▶ [Problem requirements] Rewrite the material below, changing every "colorbar" to "color-scale" and leaving everything else unchanged. Omit the pictures from your answer.

── Records for this task ──

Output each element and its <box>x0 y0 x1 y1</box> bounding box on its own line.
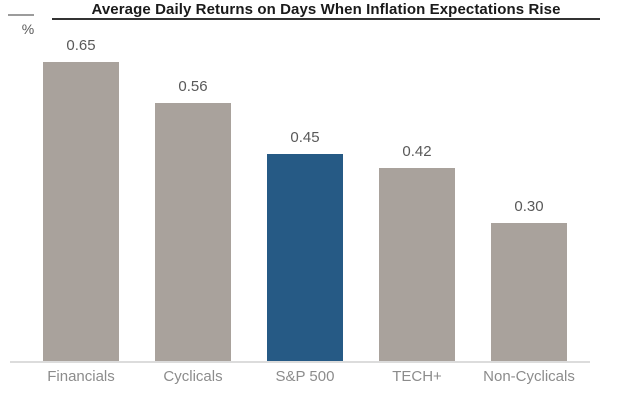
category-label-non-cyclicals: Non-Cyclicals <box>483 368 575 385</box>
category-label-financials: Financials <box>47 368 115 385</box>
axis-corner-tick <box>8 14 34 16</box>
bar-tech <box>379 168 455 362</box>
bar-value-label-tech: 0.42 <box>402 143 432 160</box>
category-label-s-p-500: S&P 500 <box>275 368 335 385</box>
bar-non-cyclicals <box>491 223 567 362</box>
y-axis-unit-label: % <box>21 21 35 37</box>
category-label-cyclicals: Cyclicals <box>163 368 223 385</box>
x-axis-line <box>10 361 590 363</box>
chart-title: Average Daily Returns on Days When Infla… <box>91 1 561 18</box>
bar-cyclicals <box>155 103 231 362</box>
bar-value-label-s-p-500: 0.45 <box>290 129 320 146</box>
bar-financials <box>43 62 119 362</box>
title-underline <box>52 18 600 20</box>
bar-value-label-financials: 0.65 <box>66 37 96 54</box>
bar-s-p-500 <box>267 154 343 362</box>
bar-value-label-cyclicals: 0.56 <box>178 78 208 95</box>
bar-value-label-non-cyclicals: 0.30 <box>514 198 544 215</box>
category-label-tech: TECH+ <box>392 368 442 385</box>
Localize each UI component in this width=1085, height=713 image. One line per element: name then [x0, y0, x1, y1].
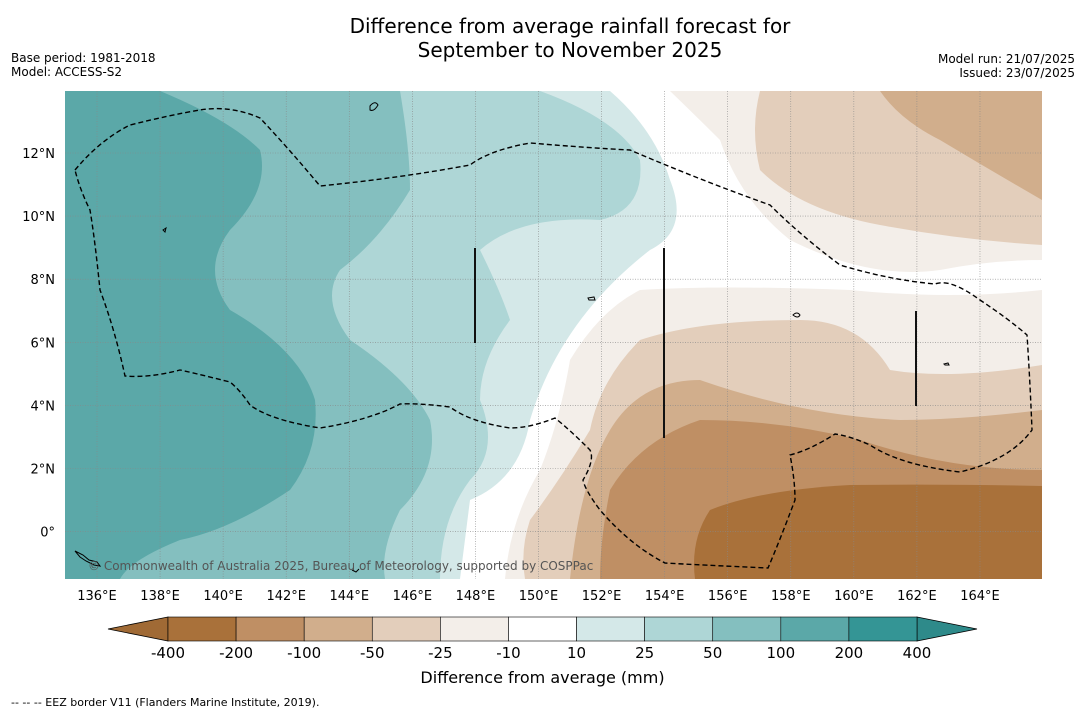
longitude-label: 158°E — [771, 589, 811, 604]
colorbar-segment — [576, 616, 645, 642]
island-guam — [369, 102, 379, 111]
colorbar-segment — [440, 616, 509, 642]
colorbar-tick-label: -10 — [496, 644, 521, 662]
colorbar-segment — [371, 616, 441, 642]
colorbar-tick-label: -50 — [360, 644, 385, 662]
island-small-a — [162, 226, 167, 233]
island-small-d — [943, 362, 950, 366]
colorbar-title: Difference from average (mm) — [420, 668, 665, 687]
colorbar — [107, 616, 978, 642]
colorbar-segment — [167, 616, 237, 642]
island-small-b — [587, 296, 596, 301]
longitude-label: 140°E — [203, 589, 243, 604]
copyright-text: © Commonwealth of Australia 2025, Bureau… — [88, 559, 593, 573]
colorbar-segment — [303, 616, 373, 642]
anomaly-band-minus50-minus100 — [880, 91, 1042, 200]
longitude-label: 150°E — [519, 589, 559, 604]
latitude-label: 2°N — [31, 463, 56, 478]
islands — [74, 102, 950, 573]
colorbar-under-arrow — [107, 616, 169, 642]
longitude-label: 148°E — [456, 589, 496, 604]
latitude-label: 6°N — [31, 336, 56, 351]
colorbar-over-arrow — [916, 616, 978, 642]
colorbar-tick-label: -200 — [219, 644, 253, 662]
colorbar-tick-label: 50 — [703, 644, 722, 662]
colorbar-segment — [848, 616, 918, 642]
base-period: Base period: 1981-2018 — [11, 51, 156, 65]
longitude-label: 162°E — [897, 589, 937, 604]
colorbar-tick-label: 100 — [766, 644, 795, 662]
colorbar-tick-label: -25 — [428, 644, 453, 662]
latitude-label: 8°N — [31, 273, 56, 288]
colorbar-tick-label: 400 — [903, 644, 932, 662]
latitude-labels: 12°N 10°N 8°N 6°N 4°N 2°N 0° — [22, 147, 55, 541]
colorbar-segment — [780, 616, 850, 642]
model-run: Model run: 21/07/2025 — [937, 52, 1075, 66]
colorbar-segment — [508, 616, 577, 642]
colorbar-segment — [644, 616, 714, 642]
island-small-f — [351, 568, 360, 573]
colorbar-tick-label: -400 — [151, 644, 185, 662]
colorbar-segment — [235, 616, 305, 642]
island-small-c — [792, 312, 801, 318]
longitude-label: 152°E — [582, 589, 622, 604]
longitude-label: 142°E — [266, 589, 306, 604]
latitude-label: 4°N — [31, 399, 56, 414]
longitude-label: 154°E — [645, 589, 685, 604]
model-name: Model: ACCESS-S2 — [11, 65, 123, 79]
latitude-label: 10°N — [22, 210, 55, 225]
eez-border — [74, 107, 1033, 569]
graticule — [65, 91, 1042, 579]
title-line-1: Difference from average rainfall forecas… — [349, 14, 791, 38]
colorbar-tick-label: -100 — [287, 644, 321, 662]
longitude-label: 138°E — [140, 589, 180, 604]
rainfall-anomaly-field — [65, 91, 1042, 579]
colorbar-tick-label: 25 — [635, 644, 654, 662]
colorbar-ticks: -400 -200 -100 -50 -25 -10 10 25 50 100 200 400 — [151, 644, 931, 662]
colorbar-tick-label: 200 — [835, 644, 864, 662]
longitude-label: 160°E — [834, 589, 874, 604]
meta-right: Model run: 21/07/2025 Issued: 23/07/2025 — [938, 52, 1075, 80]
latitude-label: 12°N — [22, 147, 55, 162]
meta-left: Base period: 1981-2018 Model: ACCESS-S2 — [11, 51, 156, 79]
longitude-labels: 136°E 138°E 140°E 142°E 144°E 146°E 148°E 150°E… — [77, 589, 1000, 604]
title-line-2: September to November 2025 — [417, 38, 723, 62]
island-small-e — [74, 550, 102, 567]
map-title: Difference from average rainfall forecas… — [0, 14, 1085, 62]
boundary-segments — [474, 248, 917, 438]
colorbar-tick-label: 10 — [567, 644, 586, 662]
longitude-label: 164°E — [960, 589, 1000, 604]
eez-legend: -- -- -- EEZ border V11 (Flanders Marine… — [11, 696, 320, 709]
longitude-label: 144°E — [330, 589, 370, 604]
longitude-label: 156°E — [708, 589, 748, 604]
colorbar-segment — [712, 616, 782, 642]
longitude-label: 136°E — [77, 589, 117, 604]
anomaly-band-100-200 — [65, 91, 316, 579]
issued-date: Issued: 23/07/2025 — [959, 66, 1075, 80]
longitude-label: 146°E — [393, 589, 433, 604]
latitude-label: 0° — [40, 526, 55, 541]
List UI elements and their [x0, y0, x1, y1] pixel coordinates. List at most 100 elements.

───

▶ [The answer]
Output each element and its <box>x0 y0 x1 y1</box> bounding box on its own line.
category-label-non-cyclicals: Non-Cyclicals <box>483 368 575 385</box>
category-label-financials: Financials <box>47 368 115 385</box>
axis-corner-tick <box>8 14 34 16</box>
bar-tech <box>379 168 455 362</box>
bar-value-label-tech: 0.42 <box>402 143 432 160</box>
category-label-s-p-500: S&P 500 <box>275 368 335 385</box>
bar-non-cyclicals <box>491 223 567 362</box>
y-axis-unit-label: % <box>21 21 35 37</box>
category-label-cyclicals: Cyclicals <box>163 368 223 385</box>
x-axis-line <box>10 361 590 363</box>
chart-title: Average Daily Returns on Days When Infla… <box>91 1 561 18</box>
bar-cyclicals <box>155 103 231 362</box>
bar-value-label-s-p-500: 0.45 <box>290 129 320 146</box>
bar-financials <box>43 62 119 362</box>
title-underline <box>52 18 600 20</box>
bar-value-label-financials: 0.65 <box>66 37 96 54</box>
bar-s-p-500 <box>267 154 343 362</box>
bar-value-label-cyclicals: 0.56 <box>178 78 208 95</box>
bar-value-label-non-cyclicals: 0.30 <box>514 198 544 215</box>
category-label-tech: TECH+ <box>392 368 442 385</box>
Localize each UI component in this width=1085, height=713 image. One line per element: name then [x0, y0, x1, y1].
longitude-label: 158°E — [771, 589, 811, 604]
color-scale-segment — [576, 616, 645, 642]
island-guam — [369, 102, 379, 111]
color-scale-segment — [440, 616, 509, 642]
color-scale-tick-label: -10 — [496, 644, 521, 662]
color-scale-segment — [371, 616, 441, 642]
color-scale-tick-label: -50 — [360, 644, 385, 662]
island-small-a — [162, 226, 167, 233]
island-small-d — [943, 362, 950, 366]
color-scale-title: Difference from average (mm) — [420, 668, 665, 687]
color-scale — [107, 616, 978, 642]
color-scale-segment — [167, 616, 237, 642]
island-small-b — [587, 296, 596, 301]
longitude-label: 140°E — [203, 589, 243, 604]
copyright-text: © Commonwealth of Australia 2025, Bureau… — [88, 559, 593, 573]
color-scale-segment — [303, 616, 373, 642]
anomaly-band-minus50-minus100 — [880, 91, 1042, 200]
longitude-label: 150°E — [519, 589, 559, 604]
latitude-label: 2°N — [31, 463, 56, 478]
islands — [74, 102, 950, 573]
color-scale-under-arrow — [107, 616, 169, 642]
longitude-label: 148°E — [456, 589, 496, 604]
latitude-label: 6°N — [31, 336, 56, 351]
color-scale-over-arrow — [916, 616, 978, 642]
color-scale-tick-label: -200 — [219, 644, 253, 662]
color-scale-tick-label: 50 — [703, 644, 722, 662]
color-scale-segment — [848, 616, 918, 642]
base-period: Base period: 1981-2018 — [11, 51, 156, 65]
longitude-label: 162°E — [897, 589, 937, 604]
color-scale-tick-label: 100 — [766, 644, 795, 662]
color-scale-tick-label: -25 — [428, 644, 453, 662]
latitude-label: 8°N — [31, 273, 56, 288]
color-scale-tick-label: 400 — [903, 644, 932, 662]
latitude-labels: 12°N 10°N 8°N 6°N 4°N 2°N 0° — [22, 147, 55, 541]
color-scale-segment — [780, 616, 850, 642]
model-run: Model run: 21/07/2025 — [937, 52, 1075, 66]
color-scale-segment — [508, 616, 577, 642]
color-scale-segment — [644, 616, 714, 642]
island-small-f — [351, 568, 360, 573]
color-scale-tick-label: -400 — [151, 644, 185, 662]
color-scale-segment — [235, 616, 305, 642]
island-small-c — [792, 312, 801, 318]
longitude-label: 152°E — [582, 589, 622, 604]
longitude-label: 142°E — [266, 589, 306, 604]
latitude-label: 4°N — [31, 399, 56, 414]
longitude-label: 154°E — [645, 589, 685, 604]
model-name: Model: ACCESS-S2 — [11, 65, 123, 79]
latitude-label: 10°N — [22, 210, 55, 225]
eez-border — [74, 107, 1033, 569]
graticule — [65, 91, 1042, 579]
title-line-1: Difference from average rainfall forecas… — [349, 14, 791, 38]
color-scale-tick-label: -100 — [287, 644, 321, 662]
longitude-label: 138°E — [140, 589, 180, 604]
rainfall-anomaly-field — [65, 91, 1042, 579]
color-scale-tick-label: 25 — [635, 644, 654, 662]
color-scale-ticks: -400 -200 -100 -50 -25 -10 10 25 50 100 200 400 — [151, 644, 931, 662]
color-scale-tick-label: 200 — [835, 644, 864, 662]
longitude-label: 160°E — [834, 589, 874, 604]
meta-right: Model run: 21/07/2025 Issued: 23/07/2025 — [938, 52, 1075, 80]
latitude-label: 12°N — [22, 147, 55, 162]
meta-left: Base period: 1981-2018 Model: ACCESS-S2 — [11, 51, 156, 79]
longitude-labels: 136°E 138°E 140°E 142°E 144°E 146°E 148°E 150°E… — [77, 589, 1000, 604]
title-line-2: September to November 2025 — [417, 38, 723, 62]
island-small-e — [74, 550, 102, 567]
map-title: Difference from average rainfall forecas… — [0, 14, 1085, 62]
boundary-segments — [474, 248, 917, 438]
color-scale-tick-label: 10 — [567, 644, 586, 662]
longitude-label: 164°E — [960, 589, 1000, 604]
eez-legend: -- -- -- EEZ border V11 (Flanders Marine… — [11, 696, 320, 709]
longitude-label: 144°E — [330, 589, 370, 604]
longitude-label: 156°E — [708, 589, 748, 604]
color-scale-segment — [712, 616, 782, 642]
longitude-label: 136°E — [77, 589, 117, 604]
anomaly-band-100-200 — [65, 91, 316, 579]
issued-date: Issued: 23/07/2025 — [959, 66, 1075, 80]
longitude-label: 146°E — [393, 589, 433, 604]
latitude-label: 0° — [40, 526, 55, 541]
List UI elements and their [x0, y0, x1, y1] pixel coordinates. List at most 100 elements.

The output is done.